WHAT TO DO: Each line should be copied exactly.

RECORDS FOR THIS TASK:
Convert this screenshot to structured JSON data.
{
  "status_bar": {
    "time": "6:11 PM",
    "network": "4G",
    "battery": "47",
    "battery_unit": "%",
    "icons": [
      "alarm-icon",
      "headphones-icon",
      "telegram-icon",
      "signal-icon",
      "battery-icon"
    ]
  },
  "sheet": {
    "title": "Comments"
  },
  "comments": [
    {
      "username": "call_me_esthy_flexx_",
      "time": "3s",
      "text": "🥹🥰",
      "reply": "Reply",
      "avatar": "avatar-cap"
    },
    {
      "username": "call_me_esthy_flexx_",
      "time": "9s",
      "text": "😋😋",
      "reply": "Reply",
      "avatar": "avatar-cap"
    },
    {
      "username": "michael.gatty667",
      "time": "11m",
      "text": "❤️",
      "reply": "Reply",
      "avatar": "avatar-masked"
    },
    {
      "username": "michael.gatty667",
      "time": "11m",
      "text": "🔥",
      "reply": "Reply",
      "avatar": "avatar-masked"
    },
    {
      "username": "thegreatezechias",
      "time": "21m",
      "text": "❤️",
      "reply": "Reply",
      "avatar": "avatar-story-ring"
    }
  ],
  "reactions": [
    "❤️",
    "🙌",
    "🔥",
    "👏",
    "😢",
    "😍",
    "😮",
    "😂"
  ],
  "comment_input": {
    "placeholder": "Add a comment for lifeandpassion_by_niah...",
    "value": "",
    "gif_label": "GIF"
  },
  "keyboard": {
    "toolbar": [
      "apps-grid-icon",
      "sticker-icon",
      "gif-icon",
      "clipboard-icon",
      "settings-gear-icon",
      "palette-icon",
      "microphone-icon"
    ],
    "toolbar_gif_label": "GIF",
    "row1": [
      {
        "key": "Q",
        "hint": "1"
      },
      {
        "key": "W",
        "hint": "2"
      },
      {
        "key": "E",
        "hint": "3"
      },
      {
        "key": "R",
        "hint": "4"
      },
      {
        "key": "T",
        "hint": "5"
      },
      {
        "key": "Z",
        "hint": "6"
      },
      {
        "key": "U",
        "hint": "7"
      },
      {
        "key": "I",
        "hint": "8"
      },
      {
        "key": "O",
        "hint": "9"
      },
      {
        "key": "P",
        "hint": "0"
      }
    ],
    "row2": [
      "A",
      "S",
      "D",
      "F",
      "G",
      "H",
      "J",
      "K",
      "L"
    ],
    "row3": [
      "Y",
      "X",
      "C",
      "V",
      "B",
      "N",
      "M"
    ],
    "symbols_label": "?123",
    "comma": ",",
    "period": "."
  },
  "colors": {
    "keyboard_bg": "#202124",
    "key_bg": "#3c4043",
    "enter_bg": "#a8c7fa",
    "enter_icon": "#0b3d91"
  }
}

COMPLETED TASK:
Convert this screenshot to structured JSON data.
{
  "status_bar": {
    "time": "6:11 PM",
    "network": "4G",
    "battery": "47",
    "battery_unit": "%",
    "icons": [
      "alarm-icon",
      "headphones-icon",
      "telegram-icon",
      "signal-icon",
      "battery-icon"
    ]
  },
  "sheet": {
    "title": "Comments"
  },
  "comments": [
    {
      "username": "call_me_esthy_flexx_",
      "time": "3s",
      "text": "🥹🥰",
      "reply": "Reply",
      "avatar": "avatar-cap"
    },
    {
      "username": "call_me_esthy_flexx_",
      "time": "9s",
      "text": "😋😋",
      "reply": "Reply",
      "avatar": "avatar-cap"
    },
    {
      "username": "michael.gatty667",
      "time": "11m",
      "text": "❤️",
      "reply": "Reply",
      "avatar": "avatar-masked"
    },
    {
      "username": "michael.gatty667",
      "time": "11m",
      "text": "🔥",
      "reply": "Reply",
      "avatar": "avatar-masked"
    },
    {
      "username": "thegreatezechias",
      "time": "21m",
      "text": "❤️",
      "reply": "Reply",
      "avatar": "avatar-story-ring"
    }
  ],
  "reactions": [
    "❤️",
    "🙌",
    "🔥",
    "👏",
    "😢",
    "😍",
    "😮",
    "😂"
  ],
  "comment_input": {
    "placeholder": "Add a comment for lifeandpassion_by_niah...",
    "value": "",
    "gif_label": "GIF"
  },
  "keyboard": {
    "toolbar": [
      "apps-grid-icon",
      "sticker-icon",
      "gif-icon",
      "clipboard-icon",
      "settings-gear-icon",
      "palette-icon",
      "microphone-icon"
    ],
    "toolbar_gif_label": "GIF",
    "row1": [
      {
        "key": "Q",
        "hint": "1"
      },
      {
        "key": "W",
        "hint": "2"
      },
      {
        "key": "E",
        "hint": "3"
      },
      {
        "key": "R",
        "hint": "4"
      },
      {
        "key": "T",
        "hint": "5"
      },
      {
        "key": "Z",
        "hint": "6"
      },
      {
        "key": "U",
        "hint": "7"
      },
      {
        "key": "I",
        "hint": "8"
      },
      {
        "key": "O",
        "hint": "9"
      },
      {
        "key": "P",
        "hint": "0"
      }
    ],
    "row2": [
      "A",
      "S",
      "D",
      "F",
      "G",
      "H",
      "J",
      "K",
      "L"
    ],
    "row3": [
      "Y",
      "X",
      "C",
      "V",
      "B",
      "N",
      "M"
    ],
    "symbols_label": "?123",
    "comma": ",",
    "period": "."
  },
  "colors": {
    "keyboard_bg": "#202124",
    "key_bg": "#3c4043",
    "enter_bg": "#a8c7fa",
    "enter_icon": "#0b3d91"
  }
}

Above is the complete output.